* begin Supplied data *

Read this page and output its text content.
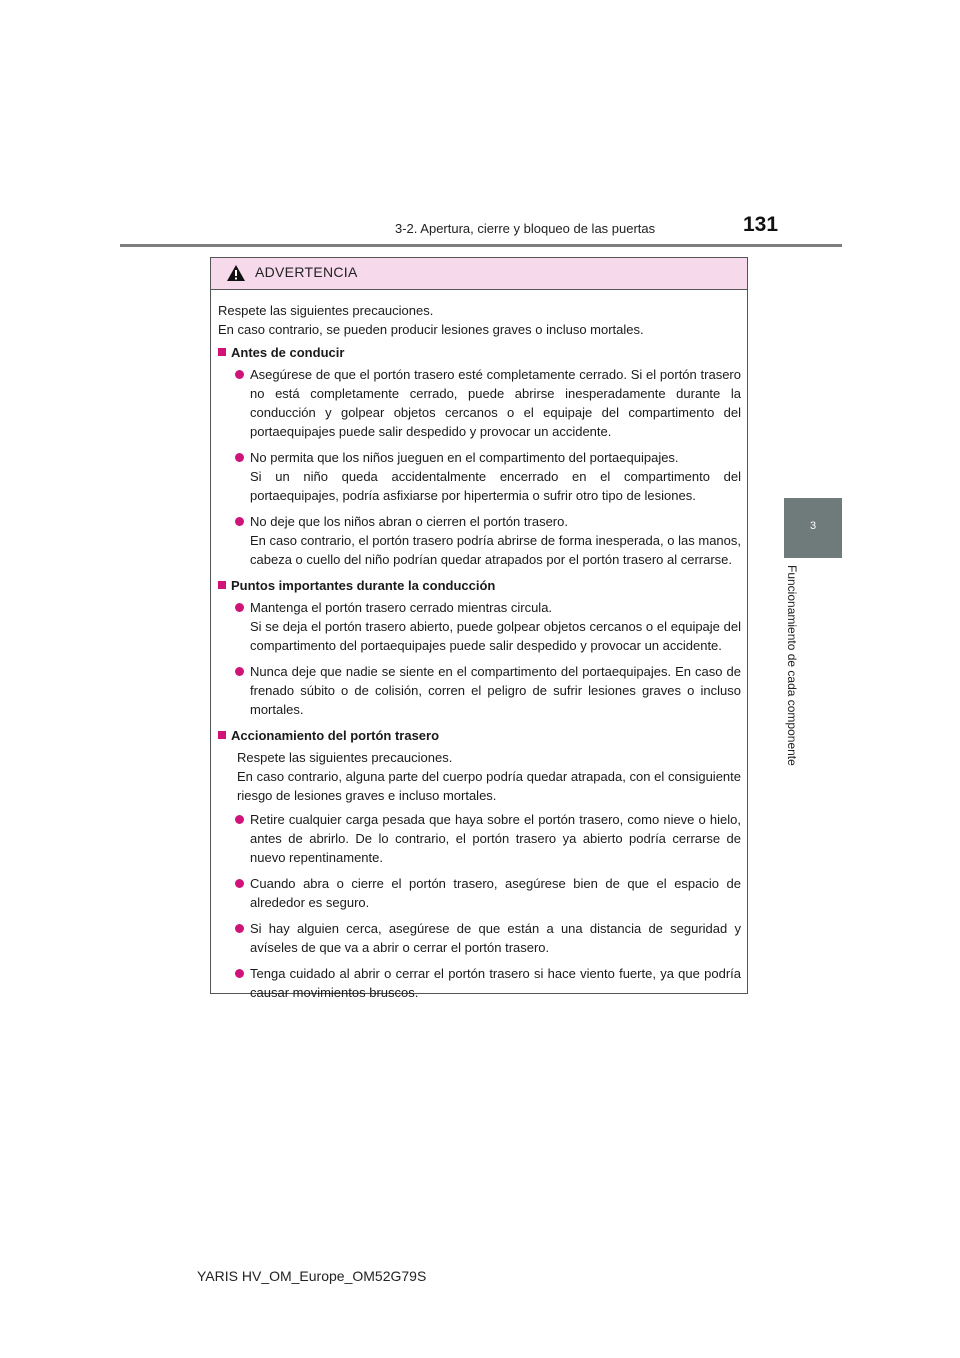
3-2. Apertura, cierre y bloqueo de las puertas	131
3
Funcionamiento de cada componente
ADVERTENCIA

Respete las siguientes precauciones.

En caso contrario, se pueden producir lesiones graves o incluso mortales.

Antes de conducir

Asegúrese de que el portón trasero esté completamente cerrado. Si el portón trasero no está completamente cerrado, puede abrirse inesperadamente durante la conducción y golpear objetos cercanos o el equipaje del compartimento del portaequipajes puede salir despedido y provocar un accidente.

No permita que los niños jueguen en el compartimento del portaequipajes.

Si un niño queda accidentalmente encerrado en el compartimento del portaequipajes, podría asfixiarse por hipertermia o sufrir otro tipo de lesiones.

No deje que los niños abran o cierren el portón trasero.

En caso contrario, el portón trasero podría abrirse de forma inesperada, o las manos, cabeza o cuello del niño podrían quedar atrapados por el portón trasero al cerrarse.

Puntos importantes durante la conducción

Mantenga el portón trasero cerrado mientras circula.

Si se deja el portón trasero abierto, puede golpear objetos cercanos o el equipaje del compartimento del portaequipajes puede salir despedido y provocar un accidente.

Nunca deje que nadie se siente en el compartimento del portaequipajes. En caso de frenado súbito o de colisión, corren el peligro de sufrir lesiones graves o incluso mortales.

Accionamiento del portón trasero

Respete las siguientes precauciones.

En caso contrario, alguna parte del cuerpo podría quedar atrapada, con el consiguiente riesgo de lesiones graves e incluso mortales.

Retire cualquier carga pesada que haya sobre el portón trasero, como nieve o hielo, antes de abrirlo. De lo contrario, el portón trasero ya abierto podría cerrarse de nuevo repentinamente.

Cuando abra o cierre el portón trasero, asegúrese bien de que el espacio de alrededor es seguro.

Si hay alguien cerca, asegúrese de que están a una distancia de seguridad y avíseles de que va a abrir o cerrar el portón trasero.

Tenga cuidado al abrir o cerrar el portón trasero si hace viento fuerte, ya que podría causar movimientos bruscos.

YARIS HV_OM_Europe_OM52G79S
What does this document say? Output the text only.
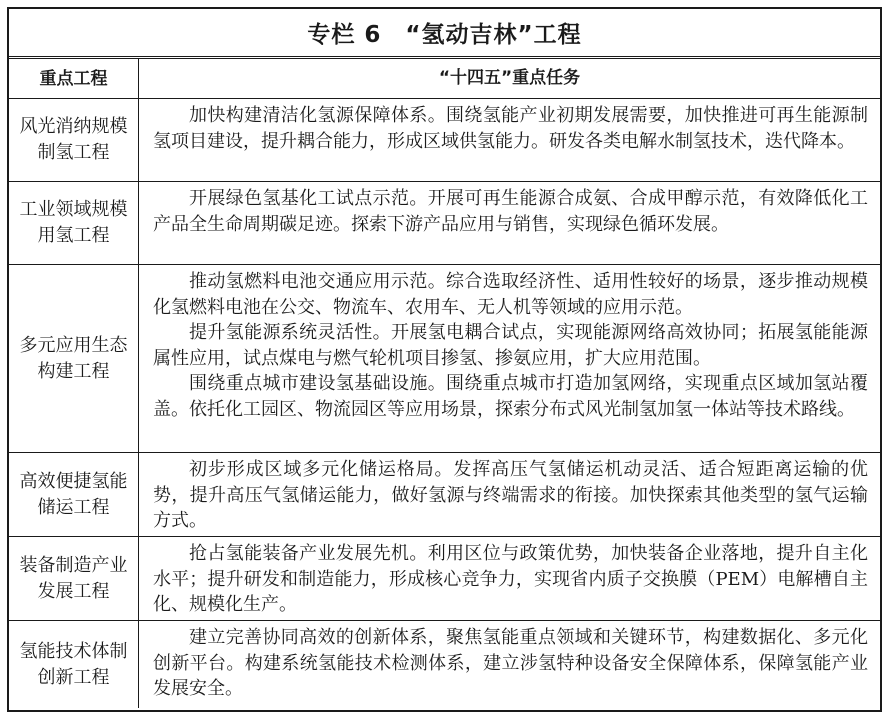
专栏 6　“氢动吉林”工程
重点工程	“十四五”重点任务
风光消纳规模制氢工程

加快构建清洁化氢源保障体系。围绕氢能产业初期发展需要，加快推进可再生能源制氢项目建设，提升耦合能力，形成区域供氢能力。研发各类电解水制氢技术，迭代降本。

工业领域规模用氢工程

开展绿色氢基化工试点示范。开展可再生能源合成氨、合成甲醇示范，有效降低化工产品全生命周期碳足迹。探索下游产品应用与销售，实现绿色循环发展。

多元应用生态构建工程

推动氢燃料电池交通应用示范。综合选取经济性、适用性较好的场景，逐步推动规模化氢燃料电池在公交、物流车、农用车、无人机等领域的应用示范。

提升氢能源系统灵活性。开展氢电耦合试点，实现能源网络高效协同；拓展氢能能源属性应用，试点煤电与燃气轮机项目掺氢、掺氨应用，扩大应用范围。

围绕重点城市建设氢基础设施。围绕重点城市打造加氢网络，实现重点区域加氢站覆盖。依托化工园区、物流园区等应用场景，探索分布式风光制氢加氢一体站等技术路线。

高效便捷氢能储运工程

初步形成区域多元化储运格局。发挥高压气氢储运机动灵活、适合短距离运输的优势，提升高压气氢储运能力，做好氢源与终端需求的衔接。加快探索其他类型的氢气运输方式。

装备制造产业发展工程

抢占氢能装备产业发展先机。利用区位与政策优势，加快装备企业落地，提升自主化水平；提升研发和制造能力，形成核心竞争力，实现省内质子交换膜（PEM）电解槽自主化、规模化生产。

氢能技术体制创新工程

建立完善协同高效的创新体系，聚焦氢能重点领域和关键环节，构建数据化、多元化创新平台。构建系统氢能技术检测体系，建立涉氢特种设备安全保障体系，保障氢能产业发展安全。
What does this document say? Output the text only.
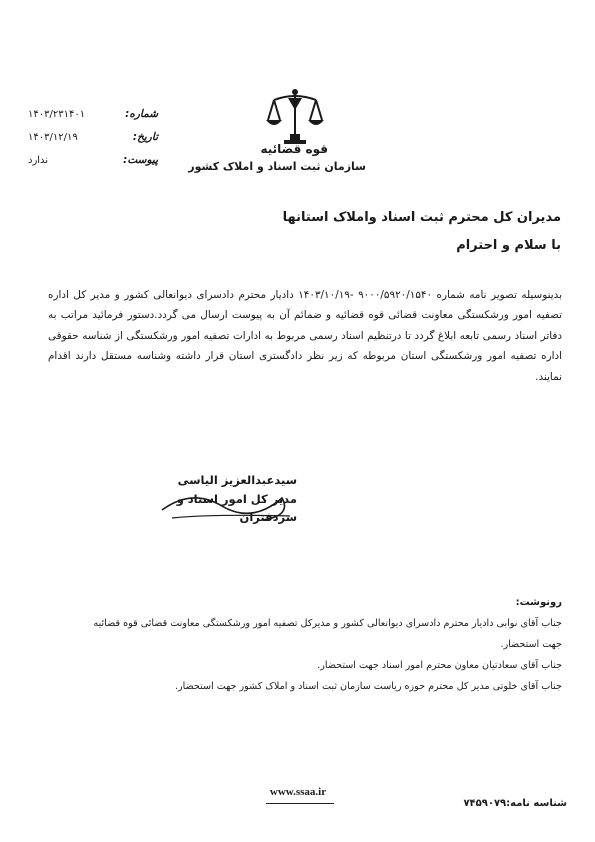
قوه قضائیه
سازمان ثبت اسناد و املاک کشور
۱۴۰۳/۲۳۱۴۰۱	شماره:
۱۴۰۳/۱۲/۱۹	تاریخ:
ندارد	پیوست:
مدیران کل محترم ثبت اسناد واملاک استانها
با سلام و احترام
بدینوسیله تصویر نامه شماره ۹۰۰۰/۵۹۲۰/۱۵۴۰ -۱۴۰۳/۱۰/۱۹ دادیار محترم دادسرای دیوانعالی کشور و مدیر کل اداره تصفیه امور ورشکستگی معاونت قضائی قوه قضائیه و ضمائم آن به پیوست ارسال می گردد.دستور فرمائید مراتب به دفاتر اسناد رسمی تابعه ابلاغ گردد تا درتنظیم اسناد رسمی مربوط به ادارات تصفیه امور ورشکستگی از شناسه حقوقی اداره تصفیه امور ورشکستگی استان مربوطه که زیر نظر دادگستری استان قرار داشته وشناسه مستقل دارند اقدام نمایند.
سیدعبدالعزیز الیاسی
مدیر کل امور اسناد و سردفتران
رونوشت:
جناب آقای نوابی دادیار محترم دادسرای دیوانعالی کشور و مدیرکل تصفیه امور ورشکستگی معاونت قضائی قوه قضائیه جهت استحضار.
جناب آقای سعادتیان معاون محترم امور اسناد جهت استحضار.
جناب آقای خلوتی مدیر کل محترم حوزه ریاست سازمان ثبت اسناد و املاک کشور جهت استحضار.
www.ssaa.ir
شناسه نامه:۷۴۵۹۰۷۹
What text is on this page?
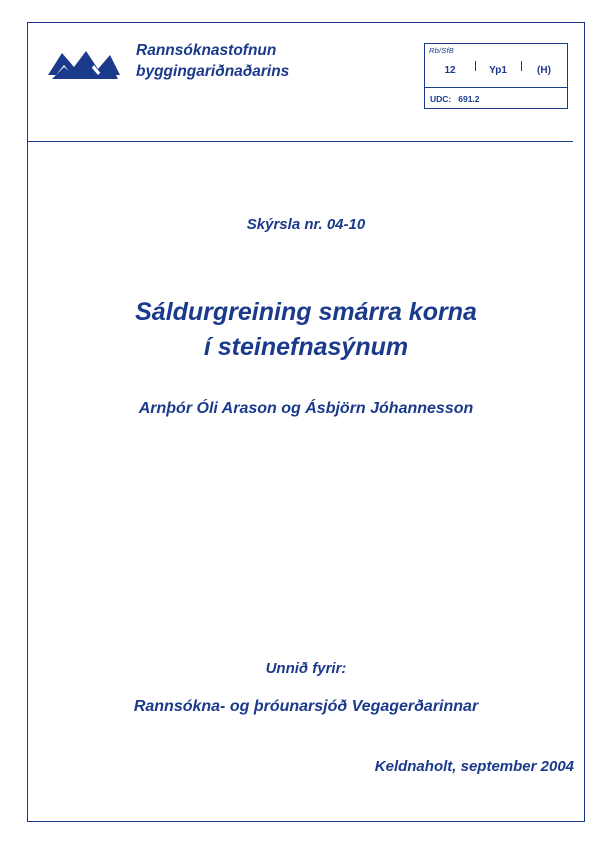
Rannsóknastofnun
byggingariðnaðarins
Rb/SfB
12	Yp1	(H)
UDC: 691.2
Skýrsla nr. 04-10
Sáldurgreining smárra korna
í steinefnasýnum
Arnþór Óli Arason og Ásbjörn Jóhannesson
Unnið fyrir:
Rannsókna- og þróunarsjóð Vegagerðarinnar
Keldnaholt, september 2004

* end Supplied data *

◆ Brief:
Find the string "قضائیه" in the records, then copy each line where it occurs.

◆ Response to this task:
قوه قضائیه
بدینوسیله تصویر نامه شماره ۹۰۰۰/۵۹۲۰/۱۵۴۰ -۱۴۰۳/۱۰/۱۹ دادیار محترم دادسرای دیوانعالی کشور و مدیر کل اداره تصفیه امور ورشکستگی معاونت قضائی قوه قضائیه و ضمائم آن به پیوست ارسال می گردد.دستور فرمائید مراتب به دفاتر اسناد رسمی تابعه ابلاغ گردد تا درتنظیم اسناد رسمی مربوط به ادارات تصفیه امور ورشکستگی از شناسه حقوقی اداره تصفیه امور ورشکستگی استان مربوطه که زیر نظر دادگستری استان قرار داشته وشناسه مستقل دارند اقدام نمایند.
جناب آقای نوابی دادیار محترم دادسرای دیوانعالی کشور و مدیرکل تصفیه امور ورشکستگی معاونت قضائی قوه قضائیه جهت استحضار.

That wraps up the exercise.